◆ Data for this task
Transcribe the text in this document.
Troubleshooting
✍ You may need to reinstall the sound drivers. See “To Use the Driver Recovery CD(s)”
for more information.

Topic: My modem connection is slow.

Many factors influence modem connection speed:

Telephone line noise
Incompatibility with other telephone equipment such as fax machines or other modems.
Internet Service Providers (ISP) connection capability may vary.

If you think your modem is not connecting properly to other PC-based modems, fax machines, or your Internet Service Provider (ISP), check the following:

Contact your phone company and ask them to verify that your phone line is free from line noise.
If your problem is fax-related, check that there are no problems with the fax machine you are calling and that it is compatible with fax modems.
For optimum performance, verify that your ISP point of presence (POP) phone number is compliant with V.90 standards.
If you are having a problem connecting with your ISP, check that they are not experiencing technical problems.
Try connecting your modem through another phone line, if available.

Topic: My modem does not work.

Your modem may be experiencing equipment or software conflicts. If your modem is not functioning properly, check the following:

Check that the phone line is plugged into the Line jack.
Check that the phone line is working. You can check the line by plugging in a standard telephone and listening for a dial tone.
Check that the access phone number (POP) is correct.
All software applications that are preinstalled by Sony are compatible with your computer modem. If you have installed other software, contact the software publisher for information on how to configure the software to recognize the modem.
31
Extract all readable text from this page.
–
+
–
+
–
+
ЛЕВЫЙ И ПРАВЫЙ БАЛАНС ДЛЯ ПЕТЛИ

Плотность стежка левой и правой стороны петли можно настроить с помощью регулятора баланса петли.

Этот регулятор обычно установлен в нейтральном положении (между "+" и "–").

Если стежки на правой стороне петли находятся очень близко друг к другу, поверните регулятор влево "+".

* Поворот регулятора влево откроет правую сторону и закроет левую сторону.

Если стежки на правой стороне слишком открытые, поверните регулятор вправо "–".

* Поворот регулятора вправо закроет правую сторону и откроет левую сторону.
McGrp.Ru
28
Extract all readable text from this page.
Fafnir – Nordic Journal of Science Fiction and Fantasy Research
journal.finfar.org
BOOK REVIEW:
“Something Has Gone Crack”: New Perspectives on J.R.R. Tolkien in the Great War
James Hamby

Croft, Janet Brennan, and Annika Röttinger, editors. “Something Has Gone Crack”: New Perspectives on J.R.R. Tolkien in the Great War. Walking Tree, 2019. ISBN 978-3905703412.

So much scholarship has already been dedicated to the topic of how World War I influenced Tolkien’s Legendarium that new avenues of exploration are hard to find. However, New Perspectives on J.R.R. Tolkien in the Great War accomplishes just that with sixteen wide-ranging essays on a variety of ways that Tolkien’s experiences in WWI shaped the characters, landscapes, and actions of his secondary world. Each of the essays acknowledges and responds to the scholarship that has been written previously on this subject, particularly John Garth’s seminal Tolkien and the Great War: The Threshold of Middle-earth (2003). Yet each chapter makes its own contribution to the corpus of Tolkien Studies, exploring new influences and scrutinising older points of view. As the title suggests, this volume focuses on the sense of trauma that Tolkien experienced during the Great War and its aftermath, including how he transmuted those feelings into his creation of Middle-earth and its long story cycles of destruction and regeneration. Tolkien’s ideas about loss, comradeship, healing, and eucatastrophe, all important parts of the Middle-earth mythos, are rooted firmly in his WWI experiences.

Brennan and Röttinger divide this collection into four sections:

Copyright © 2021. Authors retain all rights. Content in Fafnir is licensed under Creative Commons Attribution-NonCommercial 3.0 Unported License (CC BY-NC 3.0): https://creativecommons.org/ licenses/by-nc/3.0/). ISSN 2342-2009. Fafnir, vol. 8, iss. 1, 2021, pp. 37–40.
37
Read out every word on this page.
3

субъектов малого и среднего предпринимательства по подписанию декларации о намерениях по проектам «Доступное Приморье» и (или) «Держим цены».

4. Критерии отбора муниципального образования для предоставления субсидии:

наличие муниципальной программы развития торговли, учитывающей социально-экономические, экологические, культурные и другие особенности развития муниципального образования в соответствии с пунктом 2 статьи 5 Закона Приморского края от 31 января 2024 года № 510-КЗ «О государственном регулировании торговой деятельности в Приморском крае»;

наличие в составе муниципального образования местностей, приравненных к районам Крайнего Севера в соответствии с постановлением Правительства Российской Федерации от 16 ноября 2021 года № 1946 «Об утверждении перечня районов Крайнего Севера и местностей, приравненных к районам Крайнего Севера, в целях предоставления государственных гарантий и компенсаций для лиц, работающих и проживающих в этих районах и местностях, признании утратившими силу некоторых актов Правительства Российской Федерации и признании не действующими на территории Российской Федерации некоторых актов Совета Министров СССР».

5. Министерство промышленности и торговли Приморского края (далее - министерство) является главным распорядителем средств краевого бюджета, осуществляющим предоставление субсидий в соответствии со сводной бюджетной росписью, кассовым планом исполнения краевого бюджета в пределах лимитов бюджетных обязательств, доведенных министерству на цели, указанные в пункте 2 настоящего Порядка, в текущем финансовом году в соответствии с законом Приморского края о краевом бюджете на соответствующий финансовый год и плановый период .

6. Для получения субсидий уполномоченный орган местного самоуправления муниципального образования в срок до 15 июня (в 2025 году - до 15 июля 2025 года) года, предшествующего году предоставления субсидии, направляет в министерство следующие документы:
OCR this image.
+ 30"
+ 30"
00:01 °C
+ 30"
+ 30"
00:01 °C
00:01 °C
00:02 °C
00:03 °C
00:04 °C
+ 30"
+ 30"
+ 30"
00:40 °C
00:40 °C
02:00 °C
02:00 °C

◆ Given request
Check each line of the records for the word "Something", and show the lines that contain it.

◆ The completed task
“Something Has Gone Crack”: New Perspectives on J.R.R. Tolkien in the Great War
Croft, Janet Brennan, and Annika Röttinger, editors. “Something Has Gone Crack”: New Perspectives on J.R.R. Tolkien in the Great War. Walking Tree, 2019. ISBN 978-3905703412.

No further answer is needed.